- **SOURCE DATA**:

********

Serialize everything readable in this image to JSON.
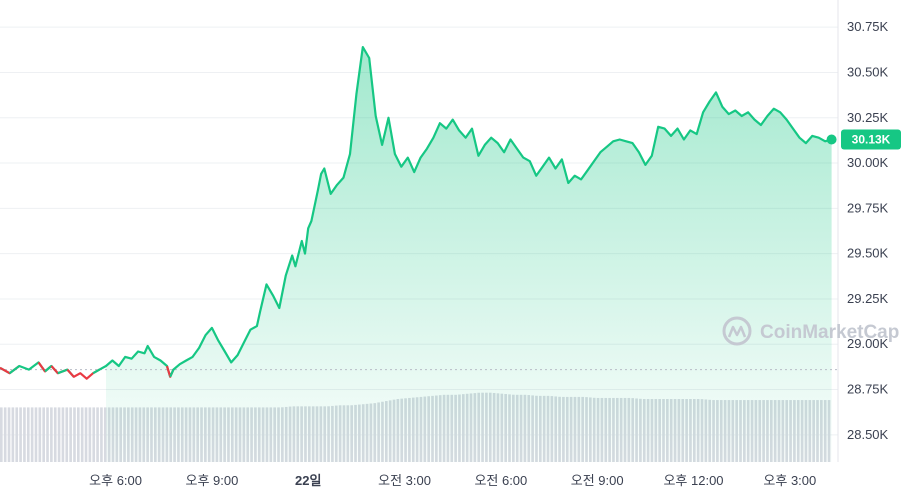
{
  "chart_data": {
    "type": "area",
    "y_ticks": [
      "30.75K",
      "30.50K",
      "30.25K",
      "30.00K",
      "29.75K",
      "29.50K",
      "29.25K",
      "29.00K",
      "28.75K",
      "28.50K"
    ],
    "y_tick_values": [
      30750,
      30500,
      30250,
      30000,
      29750,
      29500,
      29250,
      29000,
      28750,
      28500
    ],
    "ylim": [
      28350,
      30900
    ],
    "x_ticks": [
      {
        "label": "오후 6:00",
        "h": 3
      },
      {
        "label": "오후 9:00",
        "h": 6
      },
      {
        "label": "22일",
        "h": 9,
        "bold": true
      },
      {
        "label": "오전 3:00",
        "h": 12
      },
      {
        "label": "오전 6:00",
        "h": 15
      },
      {
        "label": "오전 9:00",
        "h": 18
      },
      {
        "label": "오후 12:00",
        "h": 21
      },
      {
        "label": "오후 3:00",
        "h": 24
      }
    ],
    "xlim": [
      -0.6,
      25.5
    ],
    "baseline": 28860,
    "current_value": 30130,
    "current_label": "30.13K",
    "colors": {
      "up": "#16c784",
      "down": "#ea3943",
      "badge": "#16c784",
      "baseline": "#b8bcc6"
    },
    "series": [
      {
        "values": [
          [
            -0.6,
            28870
          ],
          [
            -0.3,
            28840
          ],
          [
            0.0,
            28880
          ],
          [
            0.3,
            28860
          ],
          [
            0.6,
            28900
          ],
          [
            0.8,
            28850
          ],
          [
            1.0,
            28880
          ],
          [
            1.2,
            28840
          ],
          [
            1.5,
            28860
          ],
          [
            1.7,
            28820
          ],
          [
            1.9,
            28840
          ],
          [
            2.1,
            28810
          ],
          [
            2.3,
            28840
          ],
          [
            2.5,
            28860
          ],
          [
            2.7,
            28880
          ],
          [
            2.9,
            28910
          ],
          [
            3.1,
            28880
          ],
          [
            3.3,
            28930
          ],
          [
            3.5,
            28920
          ],
          [
            3.7,
            28960
          ],
          [
            3.9,
            28950
          ],
          [
            4.0,
            28990
          ],
          [
            4.2,
            28930
          ],
          [
            4.4,
            28910
          ],
          [
            4.6,
            28880
          ],
          [
            4.7,
            28820
          ],
          [
            4.8,
            28860
          ],
          [
            5.0,
            28890
          ],
          [
            5.2,
            28910
          ],
          [
            5.4,
            28930
          ],
          [
            5.6,
            28980
          ],
          [
            5.8,
            29050
          ],
          [
            6.0,
            29090
          ],
          [
            6.2,
            29020
          ],
          [
            6.4,
            28960
          ],
          [
            6.6,
            28900
          ],
          [
            6.8,
            28940
          ],
          [
            7.0,
            29010
          ],
          [
            7.2,
            29080
          ],
          [
            7.4,
            29100
          ],
          [
            7.5,
            29180
          ],
          [
            7.7,
            29330
          ],
          [
            7.9,
            29270
          ],
          [
            8.1,
            29200
          ],
          [
            8.3,
            29380
          ],
          [
            8.5,
            29490
          ],
          [
            8.6,
            29430
          ],
          [
            8.8,
            29570
          ],
          [
            8.9,
            29500
          ],
          [
            9.0,
            29640
          ],
          [
            9.1,
            29680
          ],
          [
            9.3,
            29850
          ],
          [
            9.4,
            29940
          ],
          [
            9.5,
            29970
          ],
          [
            9.7,
            29830
          ],
          [
            9.9,
            29880
          ],
          [
            10.1,
            29920
          ],
          [
            10.3,
            30050
          ],
          [
            10.5,
            30380
          ],
          [
            10.7,
            30640
          ],
          [
            10.9,
            30580
          ],
          [
            11.1,
            30260
          ],
          [
            11.3,
            30100
          ],
          [
            11.5,
            30250
          ],
          [
            11.7,
            30050
          ],
          [
            11.9,
            29980
          ],
          [
            12.1,
            30030
          ],
          [
            12.3,
            29950
          ],
          [
            12.5,
            30030
          ],
          [
            12.7,
            30080
          ],
          [
            12.9,
            30140
          ],
          [
            13.1,
            30220
          ],
          [
            13.3,
            30190
          ],
          [
            13.5,
            30240
          ],
          [
            13.7,
            30180
          ],
          [
            13.9,
            30140
          ],
          [
            14.1,
            30190
          ],
          [
            14.3,
            30040
          ],
          [
            14.5,
            30100
          ],
          [
            14.7,
            30140
          ],
          [
            14.9,
            30110
          ],
          [
            15.1,
            30060
          ],
          [
            15.3,
            30130
          ],
          [
            15.5,
            30080
          ],
          [
            15.7,
            30030
          ],
          [
            15.9,
            30010
          ],
          [
            16.1,
            29930
          ],
          [
            16.3,
            29980
          ],
          [
            16.5,
            30030
          ],
          [
            16.7,
            29970
          ],
          [
            16.9,
            30020
          ],
          [
            17.1,
            29890
          ],
          [
            17.3,
            29930
          ],
          [
            17.5,
            29910
          ],
          [
            17.7,
            29960
          ],
          [
            17.9,
            30010
          ],
          [
            18.1,
            30060
          ],
          [
            18.3,
            30090
          ],
          [
            18.5,
            30120
          ],
          [
            18.7,
            30130
          ],
          [
            18.9,
            30120
          ],
          [
            19.1,
            30110
          ],
          [
            19.3,
            30060
          ],
          [
            19.5,
            29990
          ],
          [
            19.7,
            30040
          ],
          [
            19.9,
            30200
          ],
          [
            20.1,
            30190
          ],
          [
            20.3,
            30150
          ],
          [
            20.5,
            30190
          ],
          [
            20.7,
            30130
          ],
          [
            20.9,
            30180
          ],
          [
            21.1,
            30160
          ],
          [
            21.3,
            30280
          ],
          [
            21.5,
            30340
          ],
          [
            21.7,
            30390
          ],
          [
            21.9,
            30310
          ],
          [
            22.1,
            30270
          ],
          [
            22.3,
            30290
          ],
          [
            22.5,
            30260
          ],
          [
            22.7,
            30280
          ],
          [
            22.9,
            30240
          ],
          [
            23.1,
            30210
          ],
          [
            23.3,
            30260
          ],
          [
            23.5,
            30300
          ],
          [
            23.7,
            30280
          ],
          [
            23.9,
            30240
          ],
          [
            24.1,
            30190
          ],
          [
            24.3,
            30140
          ],
          [
            24.5,
            30110
          ],
          [
            24.7,
            30150
          ],
          [
            24.9,
            30140
          ],
          [
            25.1,
            30120
          ],
          [
            25.3,
            30130
          ]
        ]
      }
    ],
    "volume": {
      "note_relative_levels": true,
      "values": [
        0.52,
        0.52,
        0.52,
        0.52,
        0.52,
        0.52,
        0.52,
        0.52,
        0.52,
        0.52,
        0.52,
        0.52,
        0.52,
        0.52,
        0.52,
        0.52,
        0.52,
        0.52,
        0.52,
        0.52,
        0.52,
        0.52,
        0.52,
        0.52,
        0.52,
        0.53,
        0.53,
        0.53,
        0.53,
        0.54,
        0.54,
        0.55,
        0.56,
        0.58,
        0.6,
        0.61,
        0.62,
        0.63,
        0.64,
        0.64,
        0.65,
        0.66,
        0.66,
        0.65,
        0.64,
        0.64,
        0.63,
        0.63,
        0.62,
        0.62,
        0.62,
        0.61,
        0.61,
        0.61,
        0.61,
        0.6,
        0.6,
        0.6,
        0.6,
        0.6,
        0.6,
        0.59,
        0.59,
        0.59,
        0.59,
        0.59,
        0.59,
        0.59,
        0.59,
        0.59,
        0.59,
        0.59
      ]
    }
  },
  "watermark": {
    "text": "CoinMarketCap"
  }
}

********

Give back all entries exactly. No pictures belong in the copy.

Serialize everything readable in this image to JSON.
{
  "chart_data": {
    "type": "area",
    "y_ticks": [
      "30.75K",
      "30.50K",
      "30.25K",
      "30.00K",
      "29.75K",
      "29.50K",
      "29.25K",
      "29.00K",
      "28.75K",
      "28.50K"
    ],
    "y_tick_values": [
      30750,
      30500,
      30250,
      30000,
      29750,
      29500,
      29250,
      29000,
      28750,
      28500
    ],
    "ylim": [
      28350,
      30900
    ],
    "x_ticks": [
      {
        "label": "오후 6:00",
        "h": 3
      },
      {
        "label": "오후 9:00",
        "h": 6
      },
      {
        "label": "22일",
        "h": 9,
        "bold": true
      },
      {
        "label": "오전 3:00",
        "h": 12
      },
      {
        "label": "오전 6:00",
        "h": 15
      },
      {
        "label": "오전 9:00",
        "h": 18
      },
      {
        "label": "오후 12:00",
        "h": 21
      },
      {
        "label": "오후 3:00",
        "h": 24
      }
    ],
    "xlim": [
      -0.6,
      25.5
    ],
    "baseline": 28860,
    "current_value": 30130,
    "current_label": "30.13K",
    "colors": {
      "up": "#16c784",
      "down": "#ea3943",
      "badge": "#16c784",
      "baseline": "#b8bcc6"
    },
    "series": [
      {
        "values": [
          [
            -0.6,
            28870
          ],
          [
            -0.3,
            28840
          ],
          [
            0.0,
            28880
          ],
          [
            0.3,
            28860
          ],
          [
            0.6,
            28900
          ],
          [
            0.8,
            28850
          ],
          [
            1.0,
            28880
          ],
          [
            1.2,
            28840
          ],
          [
            1.5,
            28860
          ],
          [
            1.7,
            28820
          ],
          [
            1.9,
            28840
          ],
          [
            2.1,
            28810
          ],
          [
            2.3,
            28840
          ],
          [
            2.5,
            28860
          ],
          [
            2.7,
            28880
          ],
          [
            2.9,
            28910
          ],
          [
            3.1,
            28880
          ],
          [
            3.3,
            28930
          ],
          [
            3.5,
            28920
          ],
          [
            3.7,
            28960
          ],
          [
            3.9,
            28950
          ],
          [
            4.0,
            28990
          ],
          [
            4.2,
            28930
          ],
          [
            4.4,
            28910
          ],
          [
            4.6,
            28880
          ],
          [
            4.7,
            28820
          ],
          [
            4.8,
            28860
          ],
          [
            5.0,
            28890
          ],
          [
            5.2,
            28910
          ],
          [
            5.4,
            28930
          ],
          [
            5.6,
            28980
          ],
          [
            5.8,
            29050
          ],
          [
            6.0,
            29090
          ],
          [
            6.2,
            29020
          ],
          [
            6.4,
            28960
          ],
          [
            6.6,
            28900
          ],
          [
            6.8,
            28940
          ],
          [
            7.0,
            29010
          ],
          [
            7.2,
            29080
          ],
          [
            7.4,
            29100
          ],
          [
            7.5,
            29180
          ],
          [
            7.7,
            29330
          ],
          [
            7.9,
            29270
          ],
          [
            8.1,
            29200
          ],
          [
            8.3,
            29380
          ],
          [
            8.5,
            29490
          ],
          [
            8.6,
            29430
          ],
          [
            8.8,
            29570
          ],
          [
            8.9,
            29500
          ],
          [
            9.0,
            29640
          ],
          [
            9.1,
            29680
          ],
          [
            9.3,
            29850
          ],
          [
            9.4,
            29940
          ],
          [
            9.5,
            29970
          ],
          [
            9.7,
            29830
          ],
          [
            9.9,
            29880
          ],
          [
            10.1,
            29920
          ],
          [
            10.3,
            30050
          ],
          [
            10.5,
            30380
          ],
          [
            10.7,
            30640
          ],
          [
            10.9,
            30580
          ],
          [
            11.1,
            30260
          ],
          [
            11.3,
            30100
          ],
          [
            11.5,
            30250
          ],
          [
            11.7,
            30050
          ],
          [
            11.9,
            29980
          ],
          [
            12.1,
            30030
          ],
          [
            12.3,
            29950
          ],
          [
            12.5,
            30030
          ],
          [
            12.7,
            30080
          ],
          [
            12.9,
            30140
          ],
          [
            13.1,
            30220
          ],
          [
            13.3,
            30190
          ],
          [
            13.5,
            30240
          ],
          [
            13.7,
            30180
          ],
          [
            13.9,
            30140
          ],
          [
            14.1,
            30190
          ],
          [
            14.3,
            30040
          ],
          [
            14.5,
            30100
          ],
          [
            14.7,
            30140
          ],
          [
            14.9,
            30110
          ],
          [
            15.1,
            30060
          ],
          [
            15.3,
            30130
          ],
          [
            15.5,
            30080
          ],
          [
            15.7,
            30030
          ],
          [
            15.9,
            30010
          ],
          [
            16.1,
            29930
          ],
          [
            16.3,
            29980
          ],
          [
            16.5,
            30030
          ],
          [
            16.7,
            29970
          ],
          [
            16.9,
            30020
          ],
          [
            17.1,
            29890
          ],
          [
            17.3,
            29930
          ],
          [
            17.5,
            29910
          ],
          [
            17.7,
            29960
          ],
          [
            17.9,
            30010
          ],
          [
            18.1,
            30060
          ],
          [
            18.3,
            30090
          ],
          [
            18.5,
            30120
          ],
          [
            18.7,
            30130
          ],
          [
            18.9,
            30120
          ],
          [
            19.1,
            30110
          ],
          [
            19.3,
            30060
          ],
          [
            19.5,
            29990
          ],
          [
            19.7,
            30040
          ],
          [
            19.9,
            30200
          ],
          [
            20.1,
            30190
          ],
          [
            20.3,
            30150
          ],
          [
            20.5,
            30190
          ],
          [
            20.7,
            30130
          ],
          [
            20.9,
            30180
          ],
          [
            21.1,
            30160
          ],
          [
            21.3,
            30280
          ],
          [
            21.5,
            30340
          ],
          [
            21.7,
            30390
          ],
          [
            21.9,
            30310
          ],
          [
            22.1,
            30270
          ],
          [
            22.3,
            30290
          ],
          [
            22.5,
            30260
          ],
          [
            22.7,
            30280
          ],
          [
            22.9,
            30240
          ],
          [
            23.1,
            30210
          ],
          [
            23.3,
            30260
          ],
          [
            23.5,
            30300
          ],
          [
            23.7,
            30280
          ],
          [
            23.9,
            30240
          ],
          [
            24.1,
            30190
          ],
          [
            24.3,
            30140
          ],
          [
            24.5,
            30110
          ],
          [
            24.7,
            30150
          ],
          [
            24.9,
            30140
          ],
          [
            25.1,
            30120
          ],
          [
            25.3,
            30130
          ]
        ]
      }
    ],
    "volume": {
      "note_relative_levels": true,
      "values": [
        0.52,
        0.52,
        0.52,
        0.52,
        0.52,
        0.52,
        0.52,
        0.52,
        0.52,
        0.52,
        0.52,
        0.52,
        0.52,
        0.52,
        0.52,
        0.52,
        0.52,
        0.52,
        0.52,
        0.52,
        0.52,
        0.52,
        0.52,
        0.52,
        0.52,
        0.53,
        0.53,
        0.53,
        0.53,
        0.54,
        0.54,
        0.55,
        0.56,
        0.58,
        0.6,
        0.61,
        0.62,
        0.63,
        0.64,
        0.64,
        0.65,
        0.66,
        0.66,
        0.65,
        0.64,
        0.64,
        0.63,
        0.63,
        0.62,
        0.62,
        0.62,
        0.61,
        0.61,
        0.61,
        0.61,
        0.6,
        0.6,
        0.6,
        0.6,
        0.6,
        0.6,
        0.59,
        0.59,
        0.59,
        0.59,
        0.59,
        0.59,
        0.59,
        0.59,
        0.59,
        0.59,
        0.59
      ]
    }
  },
  "watermark": {
    "text": "CoinMarketCap"
  }
}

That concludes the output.